───── Task inputs ─────

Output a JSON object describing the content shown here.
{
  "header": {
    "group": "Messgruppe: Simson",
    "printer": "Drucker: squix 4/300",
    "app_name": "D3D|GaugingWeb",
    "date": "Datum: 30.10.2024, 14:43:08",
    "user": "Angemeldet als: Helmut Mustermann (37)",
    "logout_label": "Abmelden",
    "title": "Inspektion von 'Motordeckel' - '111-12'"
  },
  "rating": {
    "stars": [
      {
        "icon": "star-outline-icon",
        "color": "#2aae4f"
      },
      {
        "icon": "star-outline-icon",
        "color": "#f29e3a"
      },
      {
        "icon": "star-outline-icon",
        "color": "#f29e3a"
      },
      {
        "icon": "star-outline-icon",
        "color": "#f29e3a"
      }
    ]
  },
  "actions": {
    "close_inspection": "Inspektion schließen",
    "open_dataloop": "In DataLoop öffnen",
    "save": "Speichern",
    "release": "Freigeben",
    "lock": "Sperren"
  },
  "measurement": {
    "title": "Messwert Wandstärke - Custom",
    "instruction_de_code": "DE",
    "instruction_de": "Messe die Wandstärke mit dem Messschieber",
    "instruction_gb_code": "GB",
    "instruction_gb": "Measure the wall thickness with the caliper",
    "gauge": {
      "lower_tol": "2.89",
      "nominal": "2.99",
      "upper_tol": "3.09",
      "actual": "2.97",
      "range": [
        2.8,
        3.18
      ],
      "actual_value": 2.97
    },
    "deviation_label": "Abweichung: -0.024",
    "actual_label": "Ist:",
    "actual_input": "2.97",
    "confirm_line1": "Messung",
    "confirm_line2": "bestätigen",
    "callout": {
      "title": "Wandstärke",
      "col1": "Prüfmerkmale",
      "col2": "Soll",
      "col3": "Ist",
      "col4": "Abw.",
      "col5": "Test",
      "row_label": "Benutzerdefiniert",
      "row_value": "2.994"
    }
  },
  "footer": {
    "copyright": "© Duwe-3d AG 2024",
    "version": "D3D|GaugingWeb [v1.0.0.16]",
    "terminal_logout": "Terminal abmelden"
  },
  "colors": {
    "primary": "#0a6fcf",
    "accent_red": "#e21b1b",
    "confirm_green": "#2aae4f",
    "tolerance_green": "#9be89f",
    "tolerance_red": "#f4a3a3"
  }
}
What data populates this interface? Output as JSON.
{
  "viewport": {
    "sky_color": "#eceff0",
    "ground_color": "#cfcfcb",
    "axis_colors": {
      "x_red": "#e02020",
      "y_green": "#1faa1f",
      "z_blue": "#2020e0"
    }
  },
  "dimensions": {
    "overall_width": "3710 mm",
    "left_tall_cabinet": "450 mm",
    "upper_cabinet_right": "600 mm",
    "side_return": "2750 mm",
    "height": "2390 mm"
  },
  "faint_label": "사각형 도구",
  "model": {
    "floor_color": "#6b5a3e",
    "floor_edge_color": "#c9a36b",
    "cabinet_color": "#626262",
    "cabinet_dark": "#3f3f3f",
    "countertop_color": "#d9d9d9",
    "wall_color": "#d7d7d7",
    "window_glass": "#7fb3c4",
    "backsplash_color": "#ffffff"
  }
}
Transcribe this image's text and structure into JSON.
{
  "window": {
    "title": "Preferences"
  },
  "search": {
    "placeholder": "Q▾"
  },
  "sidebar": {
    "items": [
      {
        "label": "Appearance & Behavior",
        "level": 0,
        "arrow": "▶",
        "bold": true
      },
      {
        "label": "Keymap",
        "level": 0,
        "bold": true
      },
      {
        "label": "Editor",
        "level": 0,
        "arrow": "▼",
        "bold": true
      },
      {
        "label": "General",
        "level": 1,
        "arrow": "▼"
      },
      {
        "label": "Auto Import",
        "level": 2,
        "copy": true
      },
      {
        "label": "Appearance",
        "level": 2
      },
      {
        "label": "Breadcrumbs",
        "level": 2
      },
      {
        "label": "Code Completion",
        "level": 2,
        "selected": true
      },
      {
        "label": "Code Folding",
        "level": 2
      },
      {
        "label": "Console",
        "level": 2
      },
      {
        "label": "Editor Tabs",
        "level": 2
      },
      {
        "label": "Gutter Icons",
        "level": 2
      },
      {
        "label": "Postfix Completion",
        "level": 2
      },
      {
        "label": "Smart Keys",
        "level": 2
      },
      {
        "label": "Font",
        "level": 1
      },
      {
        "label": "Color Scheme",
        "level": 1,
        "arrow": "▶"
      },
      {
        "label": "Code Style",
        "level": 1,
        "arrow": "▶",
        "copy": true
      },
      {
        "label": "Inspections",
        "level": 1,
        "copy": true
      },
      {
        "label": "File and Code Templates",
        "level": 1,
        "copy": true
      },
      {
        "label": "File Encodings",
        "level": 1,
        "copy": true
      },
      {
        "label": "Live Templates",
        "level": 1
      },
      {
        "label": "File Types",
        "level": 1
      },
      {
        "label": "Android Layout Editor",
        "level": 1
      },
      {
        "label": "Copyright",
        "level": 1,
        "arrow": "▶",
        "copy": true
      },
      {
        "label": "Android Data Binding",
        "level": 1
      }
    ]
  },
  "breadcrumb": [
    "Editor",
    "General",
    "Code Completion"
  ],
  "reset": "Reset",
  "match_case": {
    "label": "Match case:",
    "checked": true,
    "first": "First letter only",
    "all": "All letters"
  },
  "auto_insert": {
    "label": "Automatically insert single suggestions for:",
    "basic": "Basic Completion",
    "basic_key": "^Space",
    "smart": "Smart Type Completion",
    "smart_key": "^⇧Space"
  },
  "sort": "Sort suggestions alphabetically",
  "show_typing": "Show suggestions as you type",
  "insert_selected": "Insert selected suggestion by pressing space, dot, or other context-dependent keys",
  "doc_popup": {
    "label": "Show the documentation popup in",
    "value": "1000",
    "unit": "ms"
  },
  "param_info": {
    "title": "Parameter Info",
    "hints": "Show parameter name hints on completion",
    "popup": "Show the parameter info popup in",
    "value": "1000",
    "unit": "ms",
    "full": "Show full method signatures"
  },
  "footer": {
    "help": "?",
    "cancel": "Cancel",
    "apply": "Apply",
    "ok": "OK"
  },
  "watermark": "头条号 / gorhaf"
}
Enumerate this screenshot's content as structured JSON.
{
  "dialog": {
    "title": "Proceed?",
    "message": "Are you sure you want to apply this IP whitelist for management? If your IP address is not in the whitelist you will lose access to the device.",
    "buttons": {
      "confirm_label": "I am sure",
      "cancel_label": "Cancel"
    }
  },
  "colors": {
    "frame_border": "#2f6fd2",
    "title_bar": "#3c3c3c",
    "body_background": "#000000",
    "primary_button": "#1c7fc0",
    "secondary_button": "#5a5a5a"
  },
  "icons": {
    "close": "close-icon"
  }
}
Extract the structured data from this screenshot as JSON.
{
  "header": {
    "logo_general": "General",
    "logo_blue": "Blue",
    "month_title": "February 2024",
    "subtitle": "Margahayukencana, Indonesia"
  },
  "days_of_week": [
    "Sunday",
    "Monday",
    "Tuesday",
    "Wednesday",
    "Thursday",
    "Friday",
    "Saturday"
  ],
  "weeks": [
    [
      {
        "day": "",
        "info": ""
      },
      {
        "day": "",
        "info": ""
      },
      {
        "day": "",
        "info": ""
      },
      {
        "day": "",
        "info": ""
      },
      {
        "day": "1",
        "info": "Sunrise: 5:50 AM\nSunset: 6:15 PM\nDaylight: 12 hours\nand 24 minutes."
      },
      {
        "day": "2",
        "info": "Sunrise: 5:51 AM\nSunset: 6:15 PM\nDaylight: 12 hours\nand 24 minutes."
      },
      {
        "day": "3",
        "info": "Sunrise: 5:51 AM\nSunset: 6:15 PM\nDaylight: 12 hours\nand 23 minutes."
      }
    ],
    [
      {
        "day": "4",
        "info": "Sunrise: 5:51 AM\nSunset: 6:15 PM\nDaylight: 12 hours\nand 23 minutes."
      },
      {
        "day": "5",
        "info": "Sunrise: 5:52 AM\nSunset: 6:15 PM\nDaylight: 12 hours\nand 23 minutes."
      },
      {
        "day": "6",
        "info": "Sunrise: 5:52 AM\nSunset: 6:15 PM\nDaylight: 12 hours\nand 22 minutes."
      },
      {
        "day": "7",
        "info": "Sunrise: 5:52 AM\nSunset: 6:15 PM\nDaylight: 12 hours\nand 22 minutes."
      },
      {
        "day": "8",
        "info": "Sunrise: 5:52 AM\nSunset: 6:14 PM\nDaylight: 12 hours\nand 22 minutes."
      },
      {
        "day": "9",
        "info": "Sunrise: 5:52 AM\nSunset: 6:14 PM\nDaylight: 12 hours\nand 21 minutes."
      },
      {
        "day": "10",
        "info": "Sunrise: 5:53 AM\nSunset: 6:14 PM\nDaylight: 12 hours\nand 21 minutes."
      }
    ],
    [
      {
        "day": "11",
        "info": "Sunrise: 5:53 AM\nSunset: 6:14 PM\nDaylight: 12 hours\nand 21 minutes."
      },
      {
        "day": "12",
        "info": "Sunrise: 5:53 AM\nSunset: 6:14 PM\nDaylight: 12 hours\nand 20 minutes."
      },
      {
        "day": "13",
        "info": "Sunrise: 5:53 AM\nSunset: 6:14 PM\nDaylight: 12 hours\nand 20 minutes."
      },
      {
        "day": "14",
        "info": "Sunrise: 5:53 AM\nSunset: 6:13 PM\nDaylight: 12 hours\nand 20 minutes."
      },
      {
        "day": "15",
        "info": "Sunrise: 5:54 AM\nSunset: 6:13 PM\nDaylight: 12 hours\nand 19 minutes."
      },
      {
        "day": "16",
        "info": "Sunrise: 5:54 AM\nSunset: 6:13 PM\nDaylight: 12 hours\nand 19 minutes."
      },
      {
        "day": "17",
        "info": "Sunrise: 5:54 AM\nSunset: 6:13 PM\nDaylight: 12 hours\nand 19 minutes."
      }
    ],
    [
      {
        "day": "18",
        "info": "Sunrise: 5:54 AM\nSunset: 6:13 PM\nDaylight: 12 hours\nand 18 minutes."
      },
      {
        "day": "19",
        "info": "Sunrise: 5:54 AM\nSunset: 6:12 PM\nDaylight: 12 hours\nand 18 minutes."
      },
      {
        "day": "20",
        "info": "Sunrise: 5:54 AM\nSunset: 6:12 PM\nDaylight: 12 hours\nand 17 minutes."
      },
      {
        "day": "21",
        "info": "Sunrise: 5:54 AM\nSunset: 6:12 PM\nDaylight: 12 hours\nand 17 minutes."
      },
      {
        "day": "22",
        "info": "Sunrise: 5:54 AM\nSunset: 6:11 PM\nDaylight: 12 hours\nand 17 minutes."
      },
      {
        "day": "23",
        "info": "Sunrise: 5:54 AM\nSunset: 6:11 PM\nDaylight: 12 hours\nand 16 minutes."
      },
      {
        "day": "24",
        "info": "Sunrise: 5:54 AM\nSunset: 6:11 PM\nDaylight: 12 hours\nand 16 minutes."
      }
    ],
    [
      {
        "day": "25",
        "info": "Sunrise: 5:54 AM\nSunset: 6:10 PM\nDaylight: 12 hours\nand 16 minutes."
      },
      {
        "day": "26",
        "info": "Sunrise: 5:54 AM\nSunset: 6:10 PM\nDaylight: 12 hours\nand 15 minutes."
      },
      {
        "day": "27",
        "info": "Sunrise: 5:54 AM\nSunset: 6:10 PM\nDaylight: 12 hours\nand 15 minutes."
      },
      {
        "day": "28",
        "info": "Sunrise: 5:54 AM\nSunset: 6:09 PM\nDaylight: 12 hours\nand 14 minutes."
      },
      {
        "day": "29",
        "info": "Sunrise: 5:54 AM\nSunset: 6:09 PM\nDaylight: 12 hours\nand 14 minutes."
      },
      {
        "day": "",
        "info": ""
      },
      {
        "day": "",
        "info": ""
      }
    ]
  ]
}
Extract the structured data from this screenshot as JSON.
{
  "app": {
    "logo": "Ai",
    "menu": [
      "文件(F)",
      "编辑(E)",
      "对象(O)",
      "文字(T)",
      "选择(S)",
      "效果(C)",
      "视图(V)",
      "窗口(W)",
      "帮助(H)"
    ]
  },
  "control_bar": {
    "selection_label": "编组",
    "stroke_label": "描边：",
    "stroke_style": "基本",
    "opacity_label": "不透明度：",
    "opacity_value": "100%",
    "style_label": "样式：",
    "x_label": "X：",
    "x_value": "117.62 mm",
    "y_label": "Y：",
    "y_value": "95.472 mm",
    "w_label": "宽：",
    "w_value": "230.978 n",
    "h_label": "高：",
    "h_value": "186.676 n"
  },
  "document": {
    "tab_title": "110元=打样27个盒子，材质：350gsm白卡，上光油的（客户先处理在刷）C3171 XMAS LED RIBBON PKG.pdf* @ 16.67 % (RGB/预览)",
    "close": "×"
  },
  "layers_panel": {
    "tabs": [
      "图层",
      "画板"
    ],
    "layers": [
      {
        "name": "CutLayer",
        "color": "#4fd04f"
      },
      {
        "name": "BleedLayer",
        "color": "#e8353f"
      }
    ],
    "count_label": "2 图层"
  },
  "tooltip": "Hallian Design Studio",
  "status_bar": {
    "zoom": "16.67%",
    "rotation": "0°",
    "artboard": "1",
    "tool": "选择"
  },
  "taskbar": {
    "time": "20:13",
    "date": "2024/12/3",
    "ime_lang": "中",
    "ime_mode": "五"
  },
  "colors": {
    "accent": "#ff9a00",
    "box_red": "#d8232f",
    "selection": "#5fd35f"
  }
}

─────

Among the entries above, how many lines hold the word "date"? Reply with only that number.

2